[BEGIN]

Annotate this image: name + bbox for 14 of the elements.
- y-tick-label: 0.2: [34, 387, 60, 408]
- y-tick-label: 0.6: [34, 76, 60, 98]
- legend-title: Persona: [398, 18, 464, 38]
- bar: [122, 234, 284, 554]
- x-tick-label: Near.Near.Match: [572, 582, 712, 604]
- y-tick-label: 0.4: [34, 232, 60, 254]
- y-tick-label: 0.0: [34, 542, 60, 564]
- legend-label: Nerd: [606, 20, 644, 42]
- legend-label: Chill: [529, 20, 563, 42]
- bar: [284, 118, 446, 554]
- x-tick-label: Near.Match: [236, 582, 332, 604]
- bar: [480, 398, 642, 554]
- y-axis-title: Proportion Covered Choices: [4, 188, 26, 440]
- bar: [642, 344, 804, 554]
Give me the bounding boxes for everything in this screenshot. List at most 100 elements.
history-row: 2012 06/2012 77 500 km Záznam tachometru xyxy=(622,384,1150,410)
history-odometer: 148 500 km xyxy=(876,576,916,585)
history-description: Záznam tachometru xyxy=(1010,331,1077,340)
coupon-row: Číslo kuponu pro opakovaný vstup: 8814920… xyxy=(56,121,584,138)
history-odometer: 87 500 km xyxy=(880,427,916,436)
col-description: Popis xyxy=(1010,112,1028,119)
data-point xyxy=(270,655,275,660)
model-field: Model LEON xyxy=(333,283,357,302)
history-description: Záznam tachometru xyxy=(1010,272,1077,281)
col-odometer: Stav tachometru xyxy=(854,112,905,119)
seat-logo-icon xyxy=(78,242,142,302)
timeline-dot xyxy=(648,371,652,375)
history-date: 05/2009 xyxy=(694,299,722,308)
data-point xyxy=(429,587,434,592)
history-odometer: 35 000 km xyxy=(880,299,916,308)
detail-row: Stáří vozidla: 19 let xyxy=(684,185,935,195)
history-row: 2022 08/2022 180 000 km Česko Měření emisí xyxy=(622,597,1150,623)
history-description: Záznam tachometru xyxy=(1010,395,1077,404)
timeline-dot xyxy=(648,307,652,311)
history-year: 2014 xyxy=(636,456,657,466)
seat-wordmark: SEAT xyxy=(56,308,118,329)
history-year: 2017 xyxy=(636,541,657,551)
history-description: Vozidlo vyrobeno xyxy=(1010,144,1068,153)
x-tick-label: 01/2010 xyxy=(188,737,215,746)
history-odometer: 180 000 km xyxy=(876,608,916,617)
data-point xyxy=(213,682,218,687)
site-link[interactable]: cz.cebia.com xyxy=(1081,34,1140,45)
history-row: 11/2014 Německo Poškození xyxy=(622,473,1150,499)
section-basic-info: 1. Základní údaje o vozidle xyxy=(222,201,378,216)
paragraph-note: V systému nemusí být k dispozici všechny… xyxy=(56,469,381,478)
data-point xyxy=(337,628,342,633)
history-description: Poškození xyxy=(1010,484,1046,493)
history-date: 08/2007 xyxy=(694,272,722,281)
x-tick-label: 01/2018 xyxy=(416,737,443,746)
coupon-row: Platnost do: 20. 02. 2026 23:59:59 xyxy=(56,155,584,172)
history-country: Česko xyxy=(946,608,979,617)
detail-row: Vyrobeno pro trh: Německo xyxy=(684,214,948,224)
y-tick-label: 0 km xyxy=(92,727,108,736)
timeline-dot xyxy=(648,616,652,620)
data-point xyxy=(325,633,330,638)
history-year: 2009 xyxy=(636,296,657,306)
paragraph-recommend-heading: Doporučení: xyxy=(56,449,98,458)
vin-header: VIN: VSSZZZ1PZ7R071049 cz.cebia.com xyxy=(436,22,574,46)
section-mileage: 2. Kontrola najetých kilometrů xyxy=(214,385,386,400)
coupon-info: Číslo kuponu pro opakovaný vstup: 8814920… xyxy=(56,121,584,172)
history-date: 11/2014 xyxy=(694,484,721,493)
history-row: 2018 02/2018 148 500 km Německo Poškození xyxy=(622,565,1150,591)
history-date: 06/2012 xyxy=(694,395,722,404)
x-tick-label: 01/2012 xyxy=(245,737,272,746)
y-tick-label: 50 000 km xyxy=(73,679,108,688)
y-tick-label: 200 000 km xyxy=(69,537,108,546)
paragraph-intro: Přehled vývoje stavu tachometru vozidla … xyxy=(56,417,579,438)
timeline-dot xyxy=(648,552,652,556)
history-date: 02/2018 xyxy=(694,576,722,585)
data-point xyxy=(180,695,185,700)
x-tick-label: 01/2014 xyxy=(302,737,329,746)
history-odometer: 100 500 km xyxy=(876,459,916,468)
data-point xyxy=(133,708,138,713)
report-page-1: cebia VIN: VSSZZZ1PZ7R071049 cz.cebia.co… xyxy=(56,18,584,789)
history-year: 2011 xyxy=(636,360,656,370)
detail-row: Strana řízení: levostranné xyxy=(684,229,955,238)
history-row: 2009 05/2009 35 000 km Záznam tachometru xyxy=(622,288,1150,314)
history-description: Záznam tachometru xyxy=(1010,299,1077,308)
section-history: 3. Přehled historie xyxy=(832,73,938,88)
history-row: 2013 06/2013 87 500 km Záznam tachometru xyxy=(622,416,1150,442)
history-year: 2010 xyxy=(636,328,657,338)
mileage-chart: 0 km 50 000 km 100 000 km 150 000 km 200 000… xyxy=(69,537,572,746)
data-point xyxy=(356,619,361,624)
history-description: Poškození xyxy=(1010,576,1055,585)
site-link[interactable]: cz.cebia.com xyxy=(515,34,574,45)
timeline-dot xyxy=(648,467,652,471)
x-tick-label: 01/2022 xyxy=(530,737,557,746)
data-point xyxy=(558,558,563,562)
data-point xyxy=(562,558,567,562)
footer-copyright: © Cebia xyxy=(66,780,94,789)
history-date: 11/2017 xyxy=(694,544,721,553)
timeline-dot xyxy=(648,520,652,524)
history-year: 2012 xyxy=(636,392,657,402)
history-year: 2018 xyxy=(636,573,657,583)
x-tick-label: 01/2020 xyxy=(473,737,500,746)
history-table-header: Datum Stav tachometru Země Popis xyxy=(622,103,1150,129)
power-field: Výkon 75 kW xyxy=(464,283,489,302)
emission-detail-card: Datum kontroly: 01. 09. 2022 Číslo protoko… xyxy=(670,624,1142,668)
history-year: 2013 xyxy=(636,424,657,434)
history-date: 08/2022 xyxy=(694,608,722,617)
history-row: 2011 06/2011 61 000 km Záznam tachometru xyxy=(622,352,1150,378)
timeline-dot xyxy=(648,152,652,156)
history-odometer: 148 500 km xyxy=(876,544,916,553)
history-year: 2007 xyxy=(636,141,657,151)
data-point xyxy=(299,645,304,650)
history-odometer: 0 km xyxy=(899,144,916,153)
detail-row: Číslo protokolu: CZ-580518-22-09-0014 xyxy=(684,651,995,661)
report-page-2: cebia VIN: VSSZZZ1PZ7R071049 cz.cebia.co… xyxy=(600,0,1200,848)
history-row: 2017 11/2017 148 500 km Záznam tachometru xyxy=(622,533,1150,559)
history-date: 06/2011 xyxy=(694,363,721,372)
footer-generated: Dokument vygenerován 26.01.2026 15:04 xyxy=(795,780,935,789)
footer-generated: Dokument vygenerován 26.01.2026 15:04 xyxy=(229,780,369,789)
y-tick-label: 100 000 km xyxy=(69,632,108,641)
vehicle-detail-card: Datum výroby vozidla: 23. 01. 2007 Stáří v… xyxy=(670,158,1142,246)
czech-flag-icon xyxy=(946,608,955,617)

[END]

(Given instruction) Rewrite all of the entries above, replacing every occurrence of "history-odometer" with "history-mileage" and leaving everything else unchanged.

(The solution)
Annotate this image: name + bbox for 14 of the elements.
- y-tick-label: 0.2: [34, 387, 60, 408]
- y-tick-label: 0.6: [34, 76, 60, 98]
- legend-title: Persona: [398, 18, 464, 38]
- bar: [122, 234, 284, 554]
- x-tick-label: Near.Near.Match: [572, 582, 712, 604]
- y-tick-label: 0.4: [34, 232, 60, 254]
- y-tick-label: 0.0: [34, 542, 60, 564]
- legend-label: Nerd: [606, 20, 644, 42]
- legend-label: Chill: [529, 20, 563, 42]
- bar: [284, 118, 446, 554]
- x-tick-label: Near.Match: [236, 582, 332, 604]
- bar: [480, 398, 642, 554]
- y-axis-title: Proportion Covered Choices: [4, 188, 26, 440]
- bar: [642, 344, 804, 554]
Give me the bounding boxes for everything in this screenshot. List at most 100 elements.
history-row: 2012 06/2012 77 500 km Záznam tachometru xyxy=(622,384,1150,410)
history-mileage: 148 500 km xyxy=(876,576,916,585)
history-description: Záznam tachometru xyxy=(1010,331,1077,340)
coupon-row: Číslo kuponu pro opakovaný vstup: 8814920… xyxy=(56,121,584,138)
history-mileage: 87 500 km xyxy=(880,427,916,436)
col-description: Popis xyxy=(1010,112,1028,119)
data-point xyxy=(270,655,275,660)
model-field: Model LEON xyxy=(333,283,357,302)
history-description: Záznam tachometru xyxy=(1010,272,1077,281)
col-odometer: Stav tachometru xyxy=(854,112,905,119)
seat-logo-icon xyxy=(78,242,142,302)
timeline-dot xyxy=(648,371,652,375)
history-date: 05/2009 xyxy=(694,299,722,308)
data-point xyxy=(429,587,434,592)
history-mileage: 35 000 km xyxy=(880,299,916,308)
detail-row: Stáří vozidla: 19 let xyxy=(684,185,935,195)
history-row: 2022 08/2022 180 000 km Česko Měření emisí xyxy=(622,597,1150,623)
history-description: Záznam tachometru xyxy=(1010,395,1077,404)
timeline-dot xyxy=(648,307,652,311)
history-year: 2014 xyxy=(636,456,657,466)
seat-wordmark: SEAT xyxy=(56,308,118,329)
history-year: 2017 xyxy=(636,541,657,551)
history-description: Vozidlo vyrobeno xyxy=(1010,144,1068,153)
x-tick-label: 01/2010 xyxy=(188,737,215,746)
history-mileage: 180 000 km xyxy=(876,608,916,617)
data-point xyxy=(213,682,218,687)
site-link[interactable]: cz.cebia.com xyxy=(1081,34,1140,45)
history-row: 11/2014 Německo Poškození xyxy=(622,473,1150,499)
section-basic-info: 1. Základní údaje o vozidle xyxy=(222,201,378,216)
paragraph-note: V systému nemusí být k dispozici všechny… xyxy=(56,469,381,478)
data-point xyxy=(337,628,342,633)
history-description: Poškození xyxy=(1010,484,1046,493)
history-date: 08/2007 xyxy=(694,272,722,281)
x-tick-label: 01/2018 xyxy=(416,737,443,746)
coupon-row: Platnost do: 20. 02. 2026 23:59:59 xyxy=(56,155,584,172)
history-country: Česko xyxy=(946,608,979,617)
detail-row: Vyrobeno pro trh: Německo xyxy=(684,214,948,224)
y-tick-label: 0 km xyxy=(92,727,108,736)
timeline-dot xyxy=(648,616,652,620)
data-point xyxy=(325,633,330,638)
history-year: 2009 xyxy=(636,296,657,306)
paragraph-recommend-heading: Doporučení: xyxy=(56,449,98,458)
vin-header: VIN: VSSZZZ1PZ7R071049 cz.cebia.com xyxy=(436,22,574,46)
section-mileage: 2. Kontrola najetých kilometrů xyxy=(214,385,386,400)
coupon-info: Číslo kuponu pro opakovaný vstup: 8814920… xyxy=(56,121,584,172)
history-date: 11/2014 xyxy=(694,484,721,493)
history-row: 2018 02/2018 148 500 km Německo Poškození xyxy=(622,565,1150,591)
history-date: 06/2012 xyxy=(694,395,722,404)
x-tick-label: 01/2012 xyxy=(245,737,272,746)
y-tick-label: 50 000 km xyxy=(73,679,108,688)
y-tick-label: 200 000 km xyxy=(69,537,108,546)
paragraph-intro: Přehled vývoje stavu tachometru vozidla … xyxy=(56,417,579,438)
timeline-dot xyxy=(648,552,652,556)
history-date: 02/2018 xyxy=(694,576,722,585)
data-point xyxy=(180,695,185,700)
x-tick-label: 01/2014 xyxy=(302,737,329,746)
history-mileage: 100 500 km xyxy=(876,459,916,468)
data-point xyxy=(133,708,138,713)
report-page-1: cebia VIN: VSSZZZ1PZ7R071049 cz.cebia.co… xyxy=(56,18,584,789)
history-year: 2011 xyxy=(636,360,656,370)
detail-row: Strana řízení: levostranné xyxy=(684,229,955,238)
history-row: 2009 05/2009 35 000 km Záznam tachometru xyxy=(622,288,1150,314)
history-description: Záznam tachometru xyxy=(1010,299,1077,308)
section-history: 3. Přehled historie xyxy=(832,73,938,88)
history-row: 2013 06/2013 87 500 km Záznam tachometru xyxy=(622,416,1150,442)
history-year: 2010 xyxy=(636,328,657,338)
mileage-chart: 0 km 50 000 km 100 000 km 150 000 km 200 000… xyxy=(69,537,572,746)
data-point xyxy=(356,619,361,624)
history-description: Poškození xyxy=(1010,576,1055,585)
site-link[interactable]: cz.cebia.com xyxy=(515,34,574,45)
timeline-dot xyxy=(648,467,652,471)
x-tick-label: 01/2022 xyxy=(530,737,557,746)
data-point xyxy=(558,558,563,562)
data-point xyxy=(562,558,567,562)
footer-copyright: © Cebia xyxy=(66,780,94,789)
history-date: 11/2017 xyxy=(694,544,721,553)
timeline-dot xyxy=(648,520,652,524)
history-year: 2012 xyxy=(636,392,657,402)
history-year: 2018 xyxy=(636,573,657,583)
x-tick-label: 01/2020 xyxy=(473,737,500,746)
history-table-header: Datum Stav tachometru Země Popis xyxy=(622,103,1150,129)
power-field: Výkon 75 kW xyxy=(464,283,489,302)
emission-detail-card: Datum kontroly: 01. 09. 2022 Číslo protoko… xyxy=(670,624,1142,668)
history-year: 2013 xyxy=(636,424,657,434)
history-date: 08/2022 xyxy=(694,608,722,617)
history-row: 2011 06/2011 61 000 km Záznam tachometru xyxy=(622,352,1150,378)
timeline-dot xyxy=(648,152,652,156)
history-mileage: 148 500 km xyxy=(876,544,916,553)
history-year: 2007 xyxy=(636,141,657,151)
data-point xyxy=(299,645,304,650)
history-mileage: 0 km xyxy=(899,144,916,153)
detail-row: Číslo protokolu: CZ-580518-22-09-0014 xyxy=(684,651,995,661)
report-page-2: cebia VIN: VSSZZZ1PZ7R071049 cz.cebia.co… xyxy=(600,0,1200,848)
history-row: 2017 11/2017 148 500 km Záznam tachometru xyxy=(622,533,1150,559)
history-date: 06/2011 xyxy=(694,363,721,372)
footer-generated: Dokument vygenerován 26.01.2026 15:04 xyxy=(795,780,935,789)
footer-generated: Dokument vygenerován 26.01.2026 15:04 xyxy=(229,780,369,789)
y-tick-label: 100 000 km xyxy=(69,632,108,641)
vehicle-detail-card: Datum výroby vozidla: 23. 01. 2007 Stáří v… xyxy=(670,158,1142,246)
czech-flag-icon xyxy=(946,608,955,617)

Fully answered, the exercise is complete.